_WHAT THE TASK ASKS_:
Tally the lines in these records that hold the string "Einverständniß", and reply with the number alone.

A run of records:
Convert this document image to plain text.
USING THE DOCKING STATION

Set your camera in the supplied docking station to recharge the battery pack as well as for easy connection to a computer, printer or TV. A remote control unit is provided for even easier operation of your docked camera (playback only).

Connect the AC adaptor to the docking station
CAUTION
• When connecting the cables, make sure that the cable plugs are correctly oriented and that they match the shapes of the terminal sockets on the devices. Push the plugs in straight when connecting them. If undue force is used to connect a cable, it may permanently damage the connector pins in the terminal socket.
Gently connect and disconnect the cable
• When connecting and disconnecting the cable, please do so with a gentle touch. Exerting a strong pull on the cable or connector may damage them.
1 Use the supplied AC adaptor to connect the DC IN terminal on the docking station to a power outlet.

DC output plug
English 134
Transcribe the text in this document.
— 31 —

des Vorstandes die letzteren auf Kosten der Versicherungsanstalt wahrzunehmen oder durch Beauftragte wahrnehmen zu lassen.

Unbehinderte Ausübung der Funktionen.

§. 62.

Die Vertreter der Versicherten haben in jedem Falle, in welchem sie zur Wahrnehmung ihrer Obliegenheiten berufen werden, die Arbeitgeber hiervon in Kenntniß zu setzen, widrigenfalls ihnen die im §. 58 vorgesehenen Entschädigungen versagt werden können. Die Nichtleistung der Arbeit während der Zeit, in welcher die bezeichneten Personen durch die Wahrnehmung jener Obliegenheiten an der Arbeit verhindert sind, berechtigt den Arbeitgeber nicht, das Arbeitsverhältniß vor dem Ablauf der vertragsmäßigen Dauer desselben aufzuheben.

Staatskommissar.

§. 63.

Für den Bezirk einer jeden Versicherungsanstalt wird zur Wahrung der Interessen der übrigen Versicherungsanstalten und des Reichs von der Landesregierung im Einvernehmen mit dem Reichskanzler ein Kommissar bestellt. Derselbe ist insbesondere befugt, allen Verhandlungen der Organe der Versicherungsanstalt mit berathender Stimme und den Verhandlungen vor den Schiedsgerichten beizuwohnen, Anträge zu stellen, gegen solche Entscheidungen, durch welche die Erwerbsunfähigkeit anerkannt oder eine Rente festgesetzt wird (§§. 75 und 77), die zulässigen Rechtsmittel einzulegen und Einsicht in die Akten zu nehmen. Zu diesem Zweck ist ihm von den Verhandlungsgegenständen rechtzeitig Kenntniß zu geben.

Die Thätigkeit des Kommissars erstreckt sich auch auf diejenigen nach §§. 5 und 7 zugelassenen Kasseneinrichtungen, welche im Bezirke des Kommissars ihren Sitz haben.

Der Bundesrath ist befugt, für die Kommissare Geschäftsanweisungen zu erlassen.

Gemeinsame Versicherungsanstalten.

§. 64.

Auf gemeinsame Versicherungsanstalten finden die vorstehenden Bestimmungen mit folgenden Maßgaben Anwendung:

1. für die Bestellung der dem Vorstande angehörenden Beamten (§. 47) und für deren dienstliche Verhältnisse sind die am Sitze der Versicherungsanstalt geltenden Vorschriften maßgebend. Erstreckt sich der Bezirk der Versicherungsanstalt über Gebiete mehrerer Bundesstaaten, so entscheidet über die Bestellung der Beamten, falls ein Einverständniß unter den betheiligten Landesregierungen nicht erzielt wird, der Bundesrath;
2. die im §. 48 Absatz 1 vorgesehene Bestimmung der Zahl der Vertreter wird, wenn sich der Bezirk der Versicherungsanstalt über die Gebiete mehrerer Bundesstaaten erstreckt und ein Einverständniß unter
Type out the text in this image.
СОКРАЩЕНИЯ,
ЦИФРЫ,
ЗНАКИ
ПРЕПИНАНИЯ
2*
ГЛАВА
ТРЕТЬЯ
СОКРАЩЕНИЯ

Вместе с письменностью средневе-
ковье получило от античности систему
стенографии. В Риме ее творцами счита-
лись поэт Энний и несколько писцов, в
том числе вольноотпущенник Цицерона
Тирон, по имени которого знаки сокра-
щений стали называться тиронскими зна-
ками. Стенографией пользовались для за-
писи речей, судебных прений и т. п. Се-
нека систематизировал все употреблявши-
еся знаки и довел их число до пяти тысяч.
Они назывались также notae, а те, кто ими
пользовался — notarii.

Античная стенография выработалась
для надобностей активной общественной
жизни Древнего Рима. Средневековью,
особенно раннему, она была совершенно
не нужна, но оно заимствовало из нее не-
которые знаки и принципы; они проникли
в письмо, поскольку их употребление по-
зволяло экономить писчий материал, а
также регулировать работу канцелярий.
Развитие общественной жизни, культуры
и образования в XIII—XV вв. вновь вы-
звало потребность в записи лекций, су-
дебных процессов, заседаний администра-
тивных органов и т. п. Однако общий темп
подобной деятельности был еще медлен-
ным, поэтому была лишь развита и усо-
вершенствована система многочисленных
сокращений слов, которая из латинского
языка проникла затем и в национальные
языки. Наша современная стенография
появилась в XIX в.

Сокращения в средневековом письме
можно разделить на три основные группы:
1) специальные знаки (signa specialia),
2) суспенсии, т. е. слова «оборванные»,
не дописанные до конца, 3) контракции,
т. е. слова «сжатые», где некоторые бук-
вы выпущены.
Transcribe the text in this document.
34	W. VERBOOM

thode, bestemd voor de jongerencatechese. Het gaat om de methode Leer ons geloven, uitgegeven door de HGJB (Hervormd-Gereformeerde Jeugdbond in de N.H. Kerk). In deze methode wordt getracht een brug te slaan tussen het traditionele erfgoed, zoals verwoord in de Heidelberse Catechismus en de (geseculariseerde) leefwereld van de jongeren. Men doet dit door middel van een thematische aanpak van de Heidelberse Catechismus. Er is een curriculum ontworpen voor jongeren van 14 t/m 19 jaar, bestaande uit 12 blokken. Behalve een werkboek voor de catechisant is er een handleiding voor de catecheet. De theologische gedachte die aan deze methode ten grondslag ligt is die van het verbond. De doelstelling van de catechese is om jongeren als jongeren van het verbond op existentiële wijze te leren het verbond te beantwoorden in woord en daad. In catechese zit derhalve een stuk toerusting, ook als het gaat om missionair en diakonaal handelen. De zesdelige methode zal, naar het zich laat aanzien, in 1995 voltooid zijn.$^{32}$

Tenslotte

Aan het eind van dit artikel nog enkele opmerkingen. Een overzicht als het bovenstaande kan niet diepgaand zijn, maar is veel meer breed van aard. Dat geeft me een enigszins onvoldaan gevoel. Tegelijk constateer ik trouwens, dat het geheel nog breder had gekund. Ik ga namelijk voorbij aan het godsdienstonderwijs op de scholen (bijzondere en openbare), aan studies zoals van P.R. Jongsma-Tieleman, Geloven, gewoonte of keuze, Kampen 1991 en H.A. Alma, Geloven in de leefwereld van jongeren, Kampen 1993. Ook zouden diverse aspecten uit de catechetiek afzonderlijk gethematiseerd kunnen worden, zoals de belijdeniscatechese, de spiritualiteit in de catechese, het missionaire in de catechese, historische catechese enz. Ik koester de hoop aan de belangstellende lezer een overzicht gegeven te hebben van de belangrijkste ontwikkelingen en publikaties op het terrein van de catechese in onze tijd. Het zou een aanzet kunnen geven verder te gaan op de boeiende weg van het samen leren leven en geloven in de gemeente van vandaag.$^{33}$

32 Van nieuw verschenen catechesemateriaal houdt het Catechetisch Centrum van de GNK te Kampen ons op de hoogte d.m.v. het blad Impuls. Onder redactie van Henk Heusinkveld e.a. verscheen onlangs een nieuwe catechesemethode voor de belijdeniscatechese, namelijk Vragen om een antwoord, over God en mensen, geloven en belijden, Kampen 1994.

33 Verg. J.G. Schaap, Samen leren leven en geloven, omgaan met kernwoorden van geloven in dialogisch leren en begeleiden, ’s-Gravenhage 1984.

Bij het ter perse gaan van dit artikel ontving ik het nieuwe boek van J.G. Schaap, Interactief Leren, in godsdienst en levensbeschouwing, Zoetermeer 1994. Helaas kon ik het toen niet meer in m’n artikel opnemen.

_WRITTEN RESPONSE_:
2